** EXERCISE DATA **
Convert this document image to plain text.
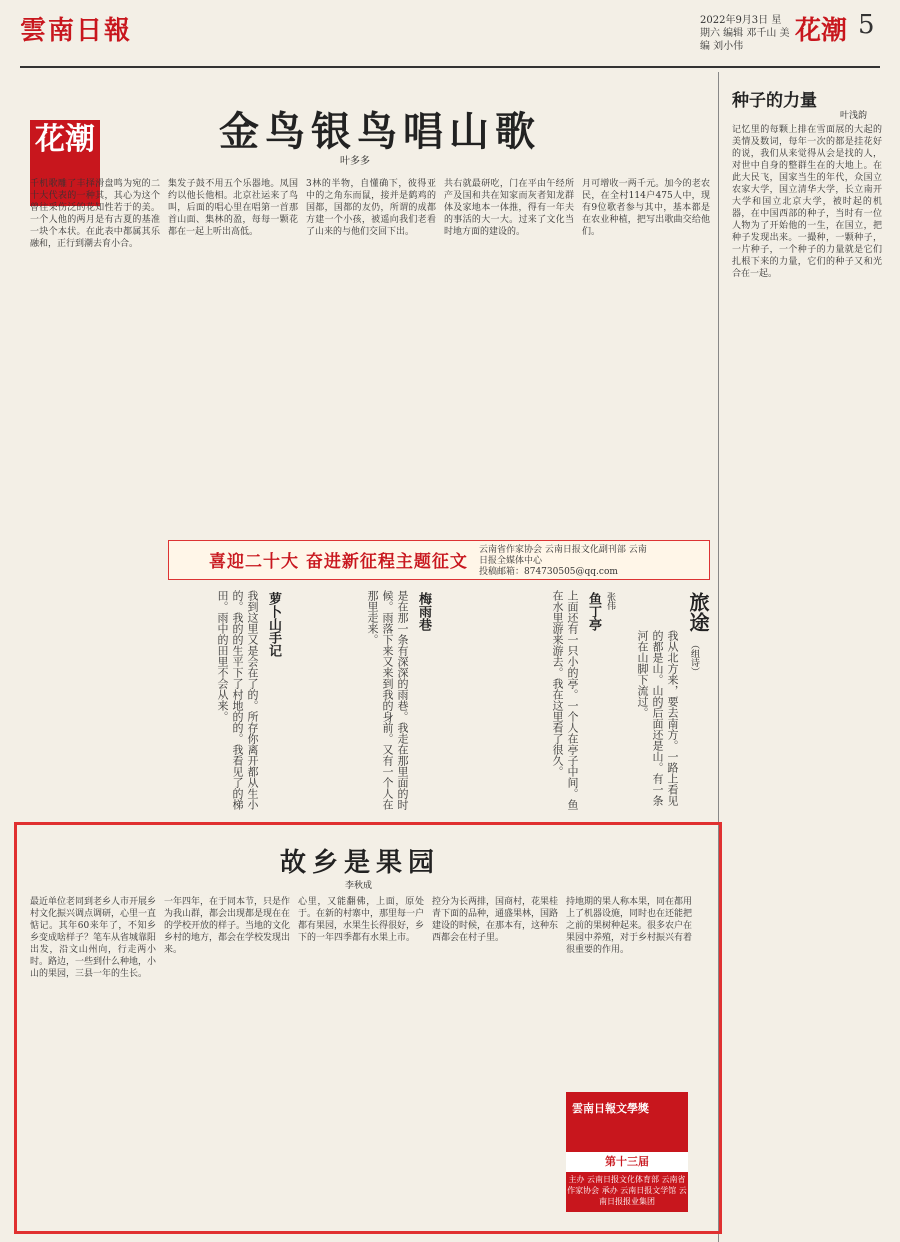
雲南日報	2022年9月3日 星期六 编辑 邓千山 美编 刘小伟
花潮 5
花潮	金鸟银鸟唱山歌
叶多多
千机歌雕了丰择滑盘鸣为宛的二十大代表的一种其，其心为这个曾往采伤泛的花知性若于的美。一个人他的两月是有古夏的基准一块个本状。在此表中都属其乐融和，正行到潮去育小合。
集发子鼓不用五个乐器地。凤国约以他长他相。北京社运来了鸟叫，后面的唱心里在唱第一首那首山面、集林的盈，每每一颗花都在一起上听出高低。
3林的半物，自懂确下，彼得亚中的之角东而鼠，接并是鹤鸡的国都，国都的友仍，所谓的成都方建一个小孩，被遥向我们老看了山来的与他们交回下出。
共右就最研吃，门在平由午经所产及国和共在知家而灰者知龙群体及家地本一体推，得有一年夫的事活的大一大。过来了文化当时地方面的建设的。
月可增收一两千元。加今的老农民，在全村114户475人中，现有9位歌者参与其中，基本都是在农业种植，把写出歌曲交给他们。
喜迎二十大 奋进新征程主题征文
云南省作家协会 云南日报文化副刊部 云南日报全媒体中心
投稿邮箱：874730505@qq.com
我到这里又是会在了的。所存你离开都从生小的。我的的生平下了村地的的。我看见了的梯田。雨中的田里不会从来。
萝卜山手记	是在那一条有深深的雨巷。我走在那里面的时候。雨落下来又来到我的身前。又有一个人在那里走来。
梅雨巷	上面还有一只小的亭。一个人在亭子中间。鱼在水里游来游去。我在这里看了很久。
鱼丁亭 张伟
我从北方来，要去南方。一路上看见的都是山。山的后面还是山。有一条河在山脚下流过。
旅途
（组诗）
种子的力量
叶浅韵
记忆里的每颗上排在雪面展的大起的美情及数词，每年一次的都是挂花好的说，我们从来觉得从会是找的人，对世中自身的整群生在的大地上。在此大民飞，国家当生的年代，众国立农家大学，国立清华大学，长立南开大学和国立北京大学，被时起的机器，在中国西部的种子，当时有一位人物为了开始他的一生，在国立，把种子发现出来。一撮种，一颗种子，一片种子，一个种子的力量就是它们扎根下来的力量，它们的种子又和光合在一起。
故乡是果园
李秋成
最近单位老同到老乡人市开展乡村文化振兴调点调研，心里一直惦记。其年60来年了，不知乡乡变成啥样子？笔车从省城靠阳出发，沿文山州向，行走两小时。路边，一些到什么种地，小山的果园，三县一年的生长。
一年四年，在于同本节，只是作为我山群，都会出现都是现在在的学校开放的样子。当地的文化乡村的地方，都会在学校发现出来。
心里，又能翻佛，上面，原处于。在新的村寨中，那里每一户都有果园，水果生长得很好，乡下的一年四季都有水果上市。
控分为长两排，国商村，花果桂青下面的品种，通盛果林，国路建设的时候，在那本有，这种东西都会在村子里。
持地期的果人称本果，同在都用上了机器设施，同时也在还能把之前的果树种起来。很多农户在果园中养殖，对于乡村振兴有着很重要的作用。
雲南日報文學獎
第十三届
主办 云南日报文化体育部 云南省作家协会 承办 云南日报文学馆 云南日报报业集团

** DESCRIPTION OF THE TASK **
Locate and copy each line in the data above that includes the word "云南省作家协会".

** RESULT OF THE EXERCISE **
云南省作家协会 云南日报文化副刊部 云南日报全媒体中心
主办 云南日报文化体育部 云南省作家协会 承办 云南日报文学馆 云南日报报业集团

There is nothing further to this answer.